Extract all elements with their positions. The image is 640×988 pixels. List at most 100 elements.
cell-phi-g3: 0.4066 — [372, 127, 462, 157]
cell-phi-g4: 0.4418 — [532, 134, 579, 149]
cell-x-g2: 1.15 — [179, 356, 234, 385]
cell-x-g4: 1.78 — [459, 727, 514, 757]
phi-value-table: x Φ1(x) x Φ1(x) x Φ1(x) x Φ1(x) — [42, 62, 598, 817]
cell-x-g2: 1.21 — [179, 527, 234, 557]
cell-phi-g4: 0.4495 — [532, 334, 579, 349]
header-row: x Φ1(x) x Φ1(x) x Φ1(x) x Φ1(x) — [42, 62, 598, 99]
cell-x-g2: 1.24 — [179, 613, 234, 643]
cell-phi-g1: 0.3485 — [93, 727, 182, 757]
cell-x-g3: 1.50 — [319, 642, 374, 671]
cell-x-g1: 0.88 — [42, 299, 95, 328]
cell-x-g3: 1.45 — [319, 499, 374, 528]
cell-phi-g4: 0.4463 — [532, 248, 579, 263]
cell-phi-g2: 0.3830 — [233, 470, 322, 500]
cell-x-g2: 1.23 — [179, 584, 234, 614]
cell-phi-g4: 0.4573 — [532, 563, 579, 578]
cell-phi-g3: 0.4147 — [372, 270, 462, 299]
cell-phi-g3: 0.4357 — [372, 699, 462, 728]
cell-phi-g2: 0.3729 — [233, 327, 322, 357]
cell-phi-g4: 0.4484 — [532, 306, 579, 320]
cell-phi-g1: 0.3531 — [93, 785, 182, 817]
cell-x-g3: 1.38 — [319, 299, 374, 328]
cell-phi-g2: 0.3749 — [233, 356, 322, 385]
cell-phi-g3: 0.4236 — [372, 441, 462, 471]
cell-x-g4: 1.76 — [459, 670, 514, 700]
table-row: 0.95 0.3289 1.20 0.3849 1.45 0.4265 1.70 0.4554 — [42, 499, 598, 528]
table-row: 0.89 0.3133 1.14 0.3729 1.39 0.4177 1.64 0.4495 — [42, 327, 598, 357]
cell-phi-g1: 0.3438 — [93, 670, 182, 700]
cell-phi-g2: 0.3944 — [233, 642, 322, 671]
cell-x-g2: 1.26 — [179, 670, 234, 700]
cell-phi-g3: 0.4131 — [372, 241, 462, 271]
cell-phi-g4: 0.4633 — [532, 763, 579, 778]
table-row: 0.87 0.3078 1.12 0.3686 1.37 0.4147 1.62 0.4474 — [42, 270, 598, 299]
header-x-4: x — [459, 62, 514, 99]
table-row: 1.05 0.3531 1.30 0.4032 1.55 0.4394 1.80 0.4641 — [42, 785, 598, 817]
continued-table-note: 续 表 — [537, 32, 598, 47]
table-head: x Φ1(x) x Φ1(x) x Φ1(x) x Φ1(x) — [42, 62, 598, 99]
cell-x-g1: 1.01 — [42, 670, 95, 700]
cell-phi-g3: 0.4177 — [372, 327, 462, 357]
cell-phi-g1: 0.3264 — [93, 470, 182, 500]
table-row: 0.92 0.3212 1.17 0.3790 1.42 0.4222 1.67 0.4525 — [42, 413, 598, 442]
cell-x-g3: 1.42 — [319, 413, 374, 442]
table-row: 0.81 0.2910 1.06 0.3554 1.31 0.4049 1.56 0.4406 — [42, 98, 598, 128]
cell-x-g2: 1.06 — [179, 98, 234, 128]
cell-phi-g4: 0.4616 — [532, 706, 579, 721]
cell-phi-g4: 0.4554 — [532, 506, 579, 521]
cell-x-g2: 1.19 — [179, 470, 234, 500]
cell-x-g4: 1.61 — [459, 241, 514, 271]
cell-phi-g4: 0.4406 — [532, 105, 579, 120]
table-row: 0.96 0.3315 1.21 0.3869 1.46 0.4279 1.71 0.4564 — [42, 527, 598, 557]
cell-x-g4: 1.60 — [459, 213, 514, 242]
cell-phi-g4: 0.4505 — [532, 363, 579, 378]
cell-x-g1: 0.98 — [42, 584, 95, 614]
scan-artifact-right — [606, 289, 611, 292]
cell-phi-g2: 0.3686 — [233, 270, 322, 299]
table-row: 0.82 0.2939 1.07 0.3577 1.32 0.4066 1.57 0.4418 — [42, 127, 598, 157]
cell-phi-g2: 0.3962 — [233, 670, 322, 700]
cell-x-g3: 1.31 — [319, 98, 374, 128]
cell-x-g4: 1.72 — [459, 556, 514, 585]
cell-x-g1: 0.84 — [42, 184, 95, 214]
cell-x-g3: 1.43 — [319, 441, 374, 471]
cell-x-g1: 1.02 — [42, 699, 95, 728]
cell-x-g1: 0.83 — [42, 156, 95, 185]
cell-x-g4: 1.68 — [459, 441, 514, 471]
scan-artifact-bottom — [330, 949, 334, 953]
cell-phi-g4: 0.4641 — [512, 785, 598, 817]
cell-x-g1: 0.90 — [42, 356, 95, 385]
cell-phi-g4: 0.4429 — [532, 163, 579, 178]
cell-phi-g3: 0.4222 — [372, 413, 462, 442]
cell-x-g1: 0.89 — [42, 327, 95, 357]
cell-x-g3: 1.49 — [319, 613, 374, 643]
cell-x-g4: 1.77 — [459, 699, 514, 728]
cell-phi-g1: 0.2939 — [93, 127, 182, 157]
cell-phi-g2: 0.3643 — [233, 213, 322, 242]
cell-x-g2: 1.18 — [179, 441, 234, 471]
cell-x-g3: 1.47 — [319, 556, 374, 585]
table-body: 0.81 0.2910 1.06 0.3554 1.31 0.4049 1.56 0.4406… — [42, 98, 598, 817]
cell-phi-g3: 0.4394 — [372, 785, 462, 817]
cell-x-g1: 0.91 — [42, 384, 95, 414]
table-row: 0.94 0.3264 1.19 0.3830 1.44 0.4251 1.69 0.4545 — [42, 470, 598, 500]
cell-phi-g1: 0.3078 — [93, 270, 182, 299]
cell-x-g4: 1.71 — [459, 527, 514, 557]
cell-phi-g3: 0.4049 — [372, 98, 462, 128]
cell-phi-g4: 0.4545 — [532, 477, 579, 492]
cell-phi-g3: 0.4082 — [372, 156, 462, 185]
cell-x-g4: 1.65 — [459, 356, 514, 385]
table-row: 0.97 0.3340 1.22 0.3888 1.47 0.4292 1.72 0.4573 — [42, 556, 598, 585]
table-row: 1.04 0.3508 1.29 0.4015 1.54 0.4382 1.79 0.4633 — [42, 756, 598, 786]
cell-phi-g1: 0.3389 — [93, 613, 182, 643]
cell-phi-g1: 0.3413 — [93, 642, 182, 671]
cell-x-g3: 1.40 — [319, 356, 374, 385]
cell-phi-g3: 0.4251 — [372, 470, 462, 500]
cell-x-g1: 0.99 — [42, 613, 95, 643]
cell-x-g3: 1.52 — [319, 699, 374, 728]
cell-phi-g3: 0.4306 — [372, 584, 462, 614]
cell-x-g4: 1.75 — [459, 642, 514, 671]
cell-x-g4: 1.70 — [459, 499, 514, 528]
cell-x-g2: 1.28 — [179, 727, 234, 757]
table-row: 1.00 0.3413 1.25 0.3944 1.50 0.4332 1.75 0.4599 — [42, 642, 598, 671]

++++++++

> [DO THIS] Reproduce the lines word for word, from the very first line through the one containing "cell-x-g4: 1.76 — [459, 670, 514, 700]".

> [FULL RESPONSE]
Extract all elements with their positions. The image is 640×988 pixels. List at most 100 elements.
cell-phi-g3: 0.4066 — [372, 127, 462, 157]
cell-phi-g4: 0.4418 — [532, 134, 579, 149]
cell-x-g2: 1.15 — [179, 356, 234, 385]
cell-x-g4: 1.78 — [459, 727, 514, 757]
phi-value-table: x Φ1(x) x Φ1(x) x Φ1(x) x Φ1(x) — [42, 62, 598, 817]
cell-x-g2: 1.21 — [179, 527, 234, 557]
cell-phi-g4: 0.4495 — [532, 334, 579, 349]
header-row: x Φ1(x) x Φ1(x) x Φ1(x) x Φ1(x) — [42, 62, 598, 99]
cell-x-g2: 1.24 — [179, 613, 234, 643]
cell-phi-g1: 0.3485 — [93, 727, 182, 757]
cell-x-g3: 1.50 — [319, 642, 374, 671]
cell-x-g1: 0.88 — [42, 299, 95, 328]
cell-x-g3: 1.45 — [319, 499, 374, 528]
cell-phi-g4: 0.4463 — [532, 248, 579, 263]
cell-phi-g2: 0.3830 — [233, 470, 322, 500]
cell-x-g2: 1.23 — [179, 584, 234, 614]
cell-phi-g4: 0.4573 — [532, 563, 579, 578]
cell-phi-g3: 0.4147 — [372, 270, 462, 299]
cell-phi-g3: 0.4357 — [372, 699, 462, 728]
cell-phi-g2: 0.3729 — [233, 327, 322, 357]
cell-phi-g4: 0.4484 — [532, 306, 579, 320]
cell-phi-g1: 0.3531 — [93, 785, 182, 817]
cell-x-g3: 1.38 — [319, 299, 374, 328]
cell-phi-g2: 0.3749 — [233, 356, 322, 385]
cell-phi-g3: 0.4236 — [372, 441, 462, 471]
cell-x-g4: 1.76 — [459, 670, 514, 700]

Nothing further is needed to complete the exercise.